**Supplied records**.
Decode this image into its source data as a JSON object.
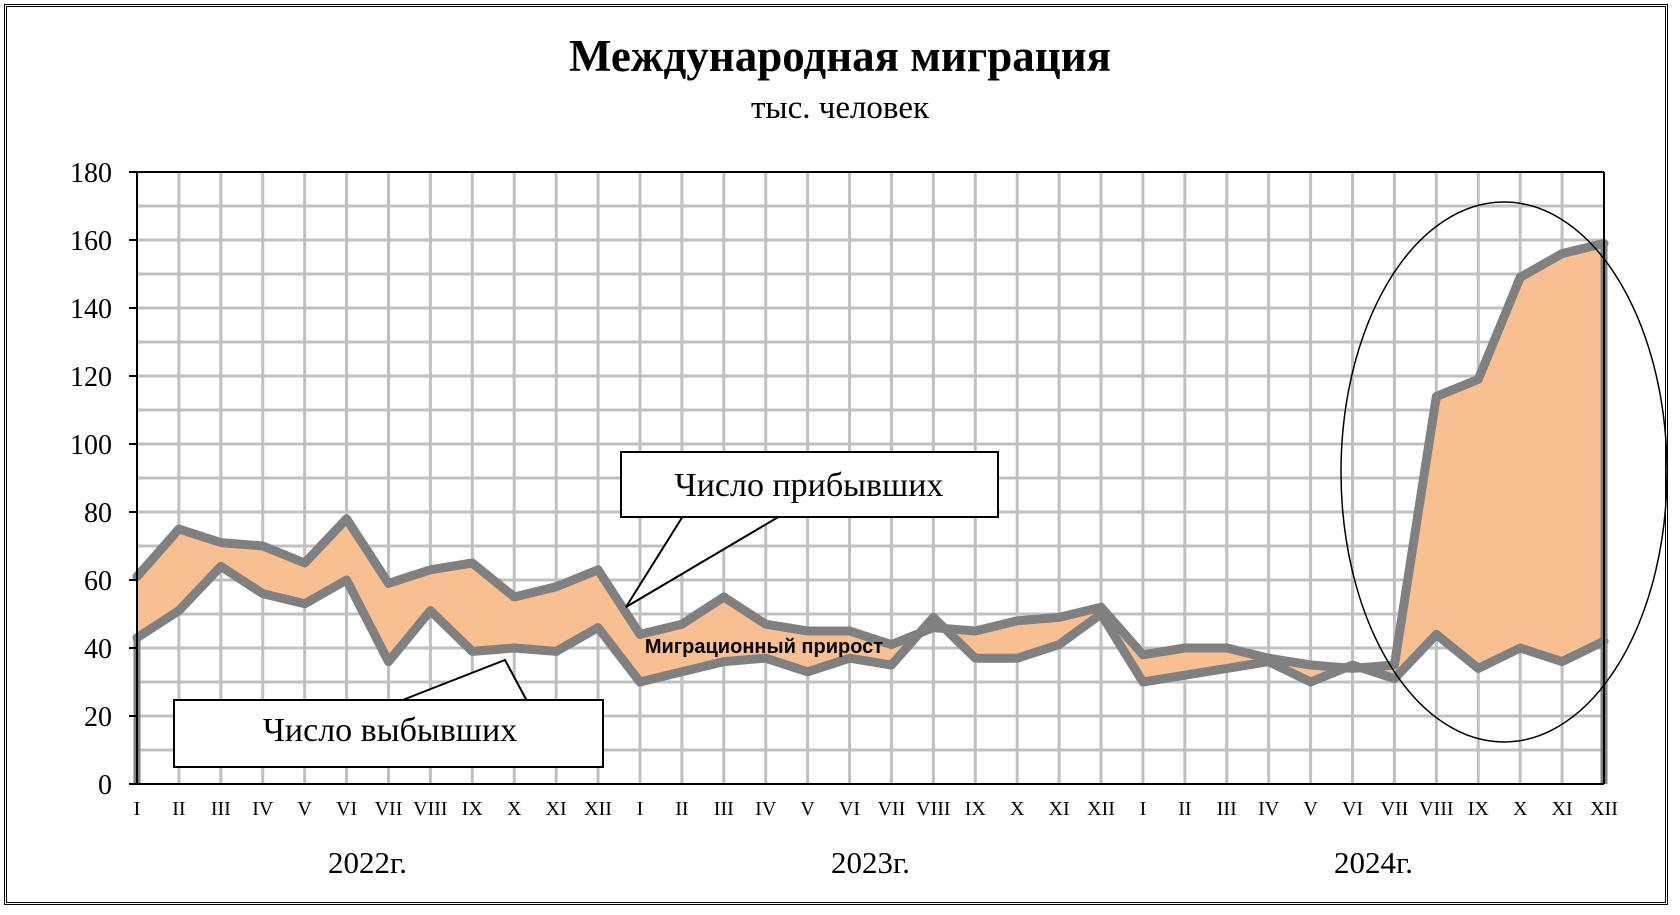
{
  "chart_data": {
    "type": "area",
    "title": "Международная миграция",
    "subtitle": "тыс. человек",
    "xlabel": "",
    "ylabel": "",
    "ylim": [
      0,
      180
    ],
    "yticks": [
      0,
      20,
      40,
      60,
      80,
      100,
      120,
      140,
      160,
      180
    ],
    "grid": true,
    "categories": [
      "I",
      "II",
      "III",
      "IV",
      "V",
      "VI",
      "VII",
      "VIII",
      "IX",
      "X",
      "XI",
      "XII",
      "I",
      "II",
      "III",
      "IV",
      "V",
      "VI",
      "VII",
      "VIII",
      "IX",
      "X",
      "XI",
      "XII",
      "I",
      "II",
      "III",
      "IV",
      "V",
      "VI",
      "VII",
      "VIII",
      "IX",
      "X",
      "XI",
      "XII"
    ],
    "years": [
      {
        "label": "2022г.",
        "start": 0,
        "end": 11
      },
      {
        "label": "2023г.",
        "start": 12,
        "end": 23
      },
      {
        "label": "2024г.",
        "start": 24,
        "end": 35
      }
    ],
    "series": [
      {
        "name": "Число прибывших",
        "values": [
          61,
          75,
          71,
          70,
          65,
          78,
          59,
          63,
          65,
          55,
          58,
          63,
          44,
          47,
          55,
          47,
          45,
          45,
          41,
          46,
          45,
          48,
          49,
          52,
          38,
          40,
          40,
          37,
          35,
          34,
          35,
          114,
          119,
          149,
          156,
          159
        ]
      },
      {
        "name": "Число выбывших",
        "values": [
          43,
          51,
          64,
          56,
          53,
          60,
          36,
          51,
          39,
          40,
          39,
          46,
          30,
          33,
          36,
          37,
          33,
          37,
          35,
          49,
          37,
          37,
          41,
          50,
          30,
          32,
          34,
          36,
          30,
          35,
          31,
          44,
          34,
          40,
          36,
          42
        ]
      }
    ],
    "fill_label": "Миграционный прирост",
    "colors": {
      "line": "#808080",
      "fill": "#f8c090",
      "grid": "#c0c0c0"
    },
    "annotations": [
      "ellipse around 2024 VII–XII"
    ]
  }
}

**Your task**.
Each entry must be retyped word for word, with every image omitted.

**Task solution**.
Decode this image into its source data as a JSON object.
{
  "chart_data": {
    "type": "area",
    "title": "Международная миграция",
    "subtitle": "тыс. человек",
    "xlabel": "",
    "ylabel": "",
    "ylim": [
      0,
      180
    ],
    "yticks": [
      0,
      20,
      40,
      60,
      80,
      100,
      120,
      140,
      160,
      180
    ],
    "grid": true,
    "categories": [
      "I",
      "II",
      "III",
      "IV",
      "V",
      "VI",
      "VII",
      "VIII",
      "IX",
      "X",
      "XI",
      "XII",
      "I",
      "II",
      "III",
      "IV",
      "V",
      "VI",
      "VII",
      "VIII",
      "IX",
      "X",
      "XI",
      "XII",
      "I",
      "II",
      "III",
      "IV",
      "V",
      "VI",
      "VII",
      "VIII",
      "IX",
      "X",
      "XI",
      "XII"
    ],
    "years": [
      {
        "label": "2022г.",
        "start": 0,
        "end": 11
      },
      {
        "label": "2023г.",
        "start": 12,
        "end": 23
      },
      {
        "label": "2024г.",
        "start": 24,
        "end": 35
      }
    ],
    "series": [
      {
        "name": "Число прибывших",
        "values": [
          61,
          75,
          71,
          70,
          65,
          78,
          59,
          63,
          65,
          55,
          58,
          63,
          44,
          47,
          55,
          47,
          45,
          45,
          41,
          46,
          45,
          48,
          49,
          52,
          38,
          40,
          40,
          37,
          35,
          34,
          35,
          114,
          119,
          149,
          156,
          159
        ]
      },
      {
        "name": "Число выбывших",
        "values": [
          43,
          51,
          64,
          56,
          53,
          60,
          36,
          51,
          39,
          40,
          39,
          46,
          30,
          33,
          36,
          37,
          33,
          37,
          35,
          49,
          37,
          37,
          41,
          50,
          30,
          32,
          34,
          36,
          30,
          35,
          31,
          44,
          34,
          40,
          36,
          42
        ]
      }
    ],
    "fill_label": "Миграционный прирост",
    "colors": {
      "line": "#808080",
      "fill": "#f8c090",
      "grid": "#c0c0c0"
    },
    "annotations": [
      "ellipse around 2024 VII–XII"
    ]
  }
}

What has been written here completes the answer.